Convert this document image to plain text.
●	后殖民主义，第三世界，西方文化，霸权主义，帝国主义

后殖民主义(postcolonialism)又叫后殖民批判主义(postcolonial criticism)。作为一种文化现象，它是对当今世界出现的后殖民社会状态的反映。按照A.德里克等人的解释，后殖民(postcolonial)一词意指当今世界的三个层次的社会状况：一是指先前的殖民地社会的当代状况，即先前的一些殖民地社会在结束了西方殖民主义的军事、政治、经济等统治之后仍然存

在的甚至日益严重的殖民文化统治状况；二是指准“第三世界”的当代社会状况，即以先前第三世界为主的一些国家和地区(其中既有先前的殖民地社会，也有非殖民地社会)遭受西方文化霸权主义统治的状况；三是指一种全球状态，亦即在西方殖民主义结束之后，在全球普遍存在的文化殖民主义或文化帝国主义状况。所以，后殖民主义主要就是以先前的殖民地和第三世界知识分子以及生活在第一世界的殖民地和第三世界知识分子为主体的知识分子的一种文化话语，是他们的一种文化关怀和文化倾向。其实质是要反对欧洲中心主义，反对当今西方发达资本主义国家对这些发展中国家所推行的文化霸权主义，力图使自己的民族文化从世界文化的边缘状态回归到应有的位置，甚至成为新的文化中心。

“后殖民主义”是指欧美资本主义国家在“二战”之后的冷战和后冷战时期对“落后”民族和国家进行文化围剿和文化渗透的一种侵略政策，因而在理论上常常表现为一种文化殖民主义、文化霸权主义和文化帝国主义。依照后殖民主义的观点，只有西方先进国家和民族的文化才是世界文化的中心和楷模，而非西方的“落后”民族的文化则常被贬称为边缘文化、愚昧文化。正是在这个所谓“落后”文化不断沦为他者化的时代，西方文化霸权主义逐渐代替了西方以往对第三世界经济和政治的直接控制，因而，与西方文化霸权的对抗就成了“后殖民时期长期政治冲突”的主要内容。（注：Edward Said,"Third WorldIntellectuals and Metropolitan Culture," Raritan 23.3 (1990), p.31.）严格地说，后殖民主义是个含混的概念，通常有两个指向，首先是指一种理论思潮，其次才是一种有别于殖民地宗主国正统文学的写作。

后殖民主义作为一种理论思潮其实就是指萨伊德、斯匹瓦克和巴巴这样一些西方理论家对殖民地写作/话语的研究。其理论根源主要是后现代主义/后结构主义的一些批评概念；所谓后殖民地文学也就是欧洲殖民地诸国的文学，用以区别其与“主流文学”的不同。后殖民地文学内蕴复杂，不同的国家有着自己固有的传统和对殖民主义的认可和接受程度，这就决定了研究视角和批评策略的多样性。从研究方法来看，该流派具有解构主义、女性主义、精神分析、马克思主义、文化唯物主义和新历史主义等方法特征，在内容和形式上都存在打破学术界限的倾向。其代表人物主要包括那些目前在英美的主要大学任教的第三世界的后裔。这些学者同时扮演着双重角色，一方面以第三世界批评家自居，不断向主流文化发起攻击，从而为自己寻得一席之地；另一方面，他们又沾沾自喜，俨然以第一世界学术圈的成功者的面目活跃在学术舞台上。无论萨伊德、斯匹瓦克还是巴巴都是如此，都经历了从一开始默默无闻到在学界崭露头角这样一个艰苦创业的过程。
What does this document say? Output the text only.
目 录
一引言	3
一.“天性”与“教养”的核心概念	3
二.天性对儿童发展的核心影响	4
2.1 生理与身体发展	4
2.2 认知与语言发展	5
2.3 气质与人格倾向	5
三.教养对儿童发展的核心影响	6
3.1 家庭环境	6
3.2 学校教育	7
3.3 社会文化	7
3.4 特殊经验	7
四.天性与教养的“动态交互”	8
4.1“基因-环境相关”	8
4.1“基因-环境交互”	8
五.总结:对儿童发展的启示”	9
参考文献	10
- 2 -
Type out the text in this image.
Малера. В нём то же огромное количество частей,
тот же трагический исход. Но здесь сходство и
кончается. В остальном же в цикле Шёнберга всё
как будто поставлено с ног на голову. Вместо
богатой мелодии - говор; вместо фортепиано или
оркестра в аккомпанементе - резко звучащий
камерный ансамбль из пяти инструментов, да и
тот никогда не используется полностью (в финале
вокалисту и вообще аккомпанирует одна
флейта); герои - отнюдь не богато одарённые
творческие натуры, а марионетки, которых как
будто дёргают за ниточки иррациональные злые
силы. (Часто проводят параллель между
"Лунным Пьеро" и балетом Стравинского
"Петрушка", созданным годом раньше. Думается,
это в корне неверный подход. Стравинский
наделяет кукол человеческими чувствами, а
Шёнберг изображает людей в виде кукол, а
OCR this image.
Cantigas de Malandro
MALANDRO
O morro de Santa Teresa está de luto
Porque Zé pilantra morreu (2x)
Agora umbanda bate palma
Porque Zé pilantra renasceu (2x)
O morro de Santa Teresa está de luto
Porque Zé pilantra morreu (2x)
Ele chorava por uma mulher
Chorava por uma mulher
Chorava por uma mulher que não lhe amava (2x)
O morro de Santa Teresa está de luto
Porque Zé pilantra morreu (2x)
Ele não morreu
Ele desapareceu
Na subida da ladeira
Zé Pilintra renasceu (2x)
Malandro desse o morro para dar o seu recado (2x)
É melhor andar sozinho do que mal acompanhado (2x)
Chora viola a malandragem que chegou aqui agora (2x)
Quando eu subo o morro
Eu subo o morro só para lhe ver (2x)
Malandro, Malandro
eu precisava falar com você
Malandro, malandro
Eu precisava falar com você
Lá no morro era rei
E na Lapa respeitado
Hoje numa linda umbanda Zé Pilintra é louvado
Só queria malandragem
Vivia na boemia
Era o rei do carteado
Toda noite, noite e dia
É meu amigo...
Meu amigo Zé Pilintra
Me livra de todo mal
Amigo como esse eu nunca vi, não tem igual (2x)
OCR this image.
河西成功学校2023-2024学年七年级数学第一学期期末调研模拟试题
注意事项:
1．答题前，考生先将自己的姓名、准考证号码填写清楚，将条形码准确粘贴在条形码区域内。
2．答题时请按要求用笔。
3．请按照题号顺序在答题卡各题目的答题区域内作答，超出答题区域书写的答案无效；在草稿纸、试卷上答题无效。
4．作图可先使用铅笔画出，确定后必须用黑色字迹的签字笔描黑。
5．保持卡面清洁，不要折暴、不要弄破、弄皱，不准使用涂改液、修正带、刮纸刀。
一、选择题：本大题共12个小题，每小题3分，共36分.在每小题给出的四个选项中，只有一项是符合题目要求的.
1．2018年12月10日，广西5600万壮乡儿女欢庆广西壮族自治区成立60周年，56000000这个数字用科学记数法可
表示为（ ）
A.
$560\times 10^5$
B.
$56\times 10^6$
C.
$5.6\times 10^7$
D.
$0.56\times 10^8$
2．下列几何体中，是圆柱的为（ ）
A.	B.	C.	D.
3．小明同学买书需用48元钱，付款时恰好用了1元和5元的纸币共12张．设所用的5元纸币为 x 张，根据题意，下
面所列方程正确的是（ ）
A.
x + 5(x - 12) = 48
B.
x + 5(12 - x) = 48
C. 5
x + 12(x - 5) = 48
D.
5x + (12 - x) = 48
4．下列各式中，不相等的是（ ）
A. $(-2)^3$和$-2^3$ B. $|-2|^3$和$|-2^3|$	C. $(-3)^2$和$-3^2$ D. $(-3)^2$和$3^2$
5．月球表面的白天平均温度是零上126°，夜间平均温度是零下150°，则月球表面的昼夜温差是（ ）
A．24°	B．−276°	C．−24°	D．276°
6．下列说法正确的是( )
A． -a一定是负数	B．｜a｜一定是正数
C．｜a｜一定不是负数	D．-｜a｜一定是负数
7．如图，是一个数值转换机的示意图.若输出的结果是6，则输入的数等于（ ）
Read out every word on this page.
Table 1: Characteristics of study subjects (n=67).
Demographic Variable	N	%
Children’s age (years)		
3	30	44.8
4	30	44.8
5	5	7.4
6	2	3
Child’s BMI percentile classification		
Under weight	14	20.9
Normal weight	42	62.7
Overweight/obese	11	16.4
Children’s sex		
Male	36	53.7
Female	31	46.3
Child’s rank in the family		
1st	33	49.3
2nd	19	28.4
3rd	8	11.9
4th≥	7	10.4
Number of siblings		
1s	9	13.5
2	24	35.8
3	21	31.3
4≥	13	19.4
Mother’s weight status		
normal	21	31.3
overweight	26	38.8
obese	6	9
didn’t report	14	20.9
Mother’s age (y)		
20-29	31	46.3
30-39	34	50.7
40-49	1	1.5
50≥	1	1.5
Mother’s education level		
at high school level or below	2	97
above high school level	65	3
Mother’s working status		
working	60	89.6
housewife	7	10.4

— Problem to work on —
Which lines hold the string "subo"? List them all.

— Finished task —
Quando eu subo o morro
Eu subo o morro só para lhe ver (2x)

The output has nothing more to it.